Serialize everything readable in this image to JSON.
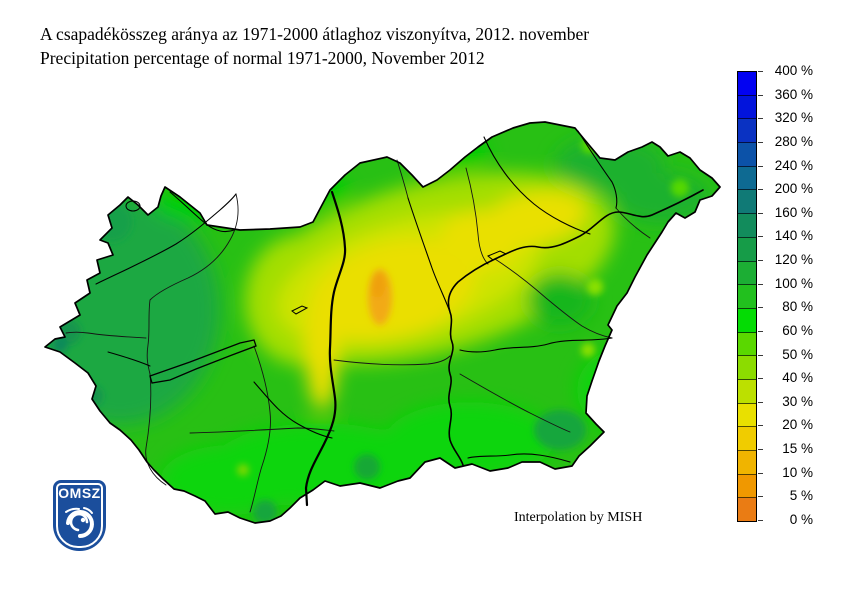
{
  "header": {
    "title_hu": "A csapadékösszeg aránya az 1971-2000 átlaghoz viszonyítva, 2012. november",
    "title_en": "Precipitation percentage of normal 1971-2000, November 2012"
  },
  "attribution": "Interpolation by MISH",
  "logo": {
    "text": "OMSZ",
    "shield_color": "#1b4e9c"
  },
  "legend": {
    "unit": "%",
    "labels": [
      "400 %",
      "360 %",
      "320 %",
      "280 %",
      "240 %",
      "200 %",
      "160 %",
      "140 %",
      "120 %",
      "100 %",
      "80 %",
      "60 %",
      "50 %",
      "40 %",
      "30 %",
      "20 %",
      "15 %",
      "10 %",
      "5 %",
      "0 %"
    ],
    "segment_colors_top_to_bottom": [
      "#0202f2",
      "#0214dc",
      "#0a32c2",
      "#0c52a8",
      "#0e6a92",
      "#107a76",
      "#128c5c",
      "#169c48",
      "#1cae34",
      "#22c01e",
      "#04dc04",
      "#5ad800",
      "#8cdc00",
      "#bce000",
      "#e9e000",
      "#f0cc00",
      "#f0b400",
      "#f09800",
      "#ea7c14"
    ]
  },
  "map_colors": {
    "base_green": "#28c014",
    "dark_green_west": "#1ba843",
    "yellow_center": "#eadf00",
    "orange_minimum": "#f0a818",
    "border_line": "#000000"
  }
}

-- Set problem --
Repeat all the records above exactly, leaving out any pictures.

-- The completed task --
Serialize everything readable in this image to JSON.
{
  "header": {
    "title_hu": "A csapadékösszeg aránya az 1971-2000 átlaghoz viszonyítva, 2012. november",
    "title_en": "Precipitation percentage of normal 1971-2000, November 2012"
  },
  "attribution": "Interpolation by MISH",
  "logo": {
    "text": "OMSZ",
    "shield_color": "#1b4e9c"
  },
  "legend": {
    "unit": "%",
    "labels": [
      "400 %",
      "360 %",
      "320 %",
      "280 %",
      "240 %",
      "200 %",
      "160 %",
      "140 %",
      "120 %",
      "100 %",
      "80 %",
      "60 %",
      "50 %",
      "40 %",
      "30 %",
      "20 %",
      "15 %",
      "10 %",
      "5 %",
      "0 %"
    ],
    "segment_colors_top_to_bottom": [
      "#0202f2",
      "#0214dc",
      "#0a32c2",
      "#0c52a8",
      "#0e6a92",
      "#107a76",
      "#128c5c",
      "#169c48",
      "#1cae34",
      "#22c01e",
      "#04dc04",
      "#5ad800",
      "#8cdc00",
      "#bce000",
      "#e9e000",
      "#f0cc00",
      "#f0b400",
      "#f09800",
      "#ea7c14"
    ]
  },
  "map_colors": {
    "base_green": "#28c014",
    "dark_green_west": "#1ba843",
    "yellow_center": "#eadf00",
    "orange_minimum": "#f0a818",
    "border_line": "#000000"
  }
}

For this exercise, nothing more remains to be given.